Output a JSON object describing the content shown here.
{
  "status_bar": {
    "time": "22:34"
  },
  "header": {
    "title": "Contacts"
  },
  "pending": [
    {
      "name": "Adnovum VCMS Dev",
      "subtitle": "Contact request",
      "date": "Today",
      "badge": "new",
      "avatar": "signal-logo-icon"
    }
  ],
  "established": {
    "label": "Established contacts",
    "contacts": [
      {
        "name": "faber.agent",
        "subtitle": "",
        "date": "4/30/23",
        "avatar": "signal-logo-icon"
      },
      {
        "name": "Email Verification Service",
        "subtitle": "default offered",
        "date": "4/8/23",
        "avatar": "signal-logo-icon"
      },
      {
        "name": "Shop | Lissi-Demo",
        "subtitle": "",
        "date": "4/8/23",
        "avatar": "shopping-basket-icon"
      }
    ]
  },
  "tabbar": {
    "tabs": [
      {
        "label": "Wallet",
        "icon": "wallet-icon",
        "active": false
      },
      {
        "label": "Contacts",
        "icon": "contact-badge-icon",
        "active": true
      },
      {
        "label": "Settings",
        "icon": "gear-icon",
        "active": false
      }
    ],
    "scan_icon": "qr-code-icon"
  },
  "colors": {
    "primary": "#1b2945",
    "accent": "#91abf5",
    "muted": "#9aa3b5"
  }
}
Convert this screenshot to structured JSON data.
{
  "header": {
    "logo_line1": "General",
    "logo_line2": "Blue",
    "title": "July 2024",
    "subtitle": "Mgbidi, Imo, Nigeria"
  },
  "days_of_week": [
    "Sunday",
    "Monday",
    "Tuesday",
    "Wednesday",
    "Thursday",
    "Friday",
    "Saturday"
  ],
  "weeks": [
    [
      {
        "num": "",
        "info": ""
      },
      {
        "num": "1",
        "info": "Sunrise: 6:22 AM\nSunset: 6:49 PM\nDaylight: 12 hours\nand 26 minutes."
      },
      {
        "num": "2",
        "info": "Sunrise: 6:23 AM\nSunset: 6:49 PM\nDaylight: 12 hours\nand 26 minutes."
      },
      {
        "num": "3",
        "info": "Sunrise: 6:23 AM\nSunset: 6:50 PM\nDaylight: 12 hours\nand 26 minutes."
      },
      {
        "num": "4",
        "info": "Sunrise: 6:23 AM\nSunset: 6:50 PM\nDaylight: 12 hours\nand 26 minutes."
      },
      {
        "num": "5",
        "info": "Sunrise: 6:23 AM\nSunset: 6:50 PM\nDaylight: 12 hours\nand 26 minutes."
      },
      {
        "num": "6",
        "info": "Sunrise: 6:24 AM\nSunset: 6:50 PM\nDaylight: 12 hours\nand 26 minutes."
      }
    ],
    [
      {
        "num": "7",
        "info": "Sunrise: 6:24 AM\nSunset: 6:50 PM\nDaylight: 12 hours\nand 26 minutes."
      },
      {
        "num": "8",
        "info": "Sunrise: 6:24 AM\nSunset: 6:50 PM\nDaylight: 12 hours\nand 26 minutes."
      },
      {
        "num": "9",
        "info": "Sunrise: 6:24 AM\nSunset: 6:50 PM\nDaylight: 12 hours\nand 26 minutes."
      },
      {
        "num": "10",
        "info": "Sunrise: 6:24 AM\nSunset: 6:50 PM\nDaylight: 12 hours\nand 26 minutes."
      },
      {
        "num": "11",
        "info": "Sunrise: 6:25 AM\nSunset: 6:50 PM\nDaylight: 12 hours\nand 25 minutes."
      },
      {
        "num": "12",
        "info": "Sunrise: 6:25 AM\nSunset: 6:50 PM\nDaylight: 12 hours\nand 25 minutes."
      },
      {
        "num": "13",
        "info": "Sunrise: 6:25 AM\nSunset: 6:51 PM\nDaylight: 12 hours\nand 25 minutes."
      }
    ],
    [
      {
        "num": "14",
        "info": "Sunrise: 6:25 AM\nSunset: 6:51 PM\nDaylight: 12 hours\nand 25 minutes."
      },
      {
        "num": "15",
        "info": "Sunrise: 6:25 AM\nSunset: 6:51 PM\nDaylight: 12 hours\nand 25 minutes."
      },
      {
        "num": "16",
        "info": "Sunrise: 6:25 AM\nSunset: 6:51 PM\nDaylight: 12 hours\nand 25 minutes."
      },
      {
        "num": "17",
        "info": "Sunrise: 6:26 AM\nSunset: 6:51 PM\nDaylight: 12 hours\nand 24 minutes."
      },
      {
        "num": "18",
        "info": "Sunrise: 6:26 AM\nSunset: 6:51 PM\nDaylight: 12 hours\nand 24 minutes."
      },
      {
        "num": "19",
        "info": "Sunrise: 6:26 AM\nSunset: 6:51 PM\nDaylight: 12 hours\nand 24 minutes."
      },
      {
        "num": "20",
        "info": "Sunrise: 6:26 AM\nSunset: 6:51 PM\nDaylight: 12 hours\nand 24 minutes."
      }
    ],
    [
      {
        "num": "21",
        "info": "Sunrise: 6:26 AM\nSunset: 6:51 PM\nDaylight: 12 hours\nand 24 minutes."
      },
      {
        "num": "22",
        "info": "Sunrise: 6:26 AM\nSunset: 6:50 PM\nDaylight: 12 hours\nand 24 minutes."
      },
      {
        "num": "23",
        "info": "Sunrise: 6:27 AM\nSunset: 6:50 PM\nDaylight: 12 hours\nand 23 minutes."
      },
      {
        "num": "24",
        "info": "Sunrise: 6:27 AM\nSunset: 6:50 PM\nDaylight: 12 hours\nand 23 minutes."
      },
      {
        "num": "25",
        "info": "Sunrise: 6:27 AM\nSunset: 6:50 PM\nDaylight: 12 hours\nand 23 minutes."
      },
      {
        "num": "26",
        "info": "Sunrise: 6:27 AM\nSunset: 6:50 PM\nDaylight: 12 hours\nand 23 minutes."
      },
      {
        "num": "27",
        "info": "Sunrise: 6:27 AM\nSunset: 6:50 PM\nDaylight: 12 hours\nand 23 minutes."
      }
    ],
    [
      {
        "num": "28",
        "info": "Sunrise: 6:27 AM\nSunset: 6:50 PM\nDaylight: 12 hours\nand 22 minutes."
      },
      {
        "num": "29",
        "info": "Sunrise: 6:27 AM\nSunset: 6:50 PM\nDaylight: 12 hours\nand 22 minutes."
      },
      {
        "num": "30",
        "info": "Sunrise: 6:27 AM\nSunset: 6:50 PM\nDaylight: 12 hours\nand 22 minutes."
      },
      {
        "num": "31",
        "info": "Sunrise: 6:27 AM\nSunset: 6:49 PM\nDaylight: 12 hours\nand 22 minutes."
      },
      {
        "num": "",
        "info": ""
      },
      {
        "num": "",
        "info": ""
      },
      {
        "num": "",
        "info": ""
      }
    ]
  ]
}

-------

EXERCISE
Pull out every line containing "JSON".

RESULT
Output a JSON object describing the content shown here.
Convert this screenshot to structured JSON data.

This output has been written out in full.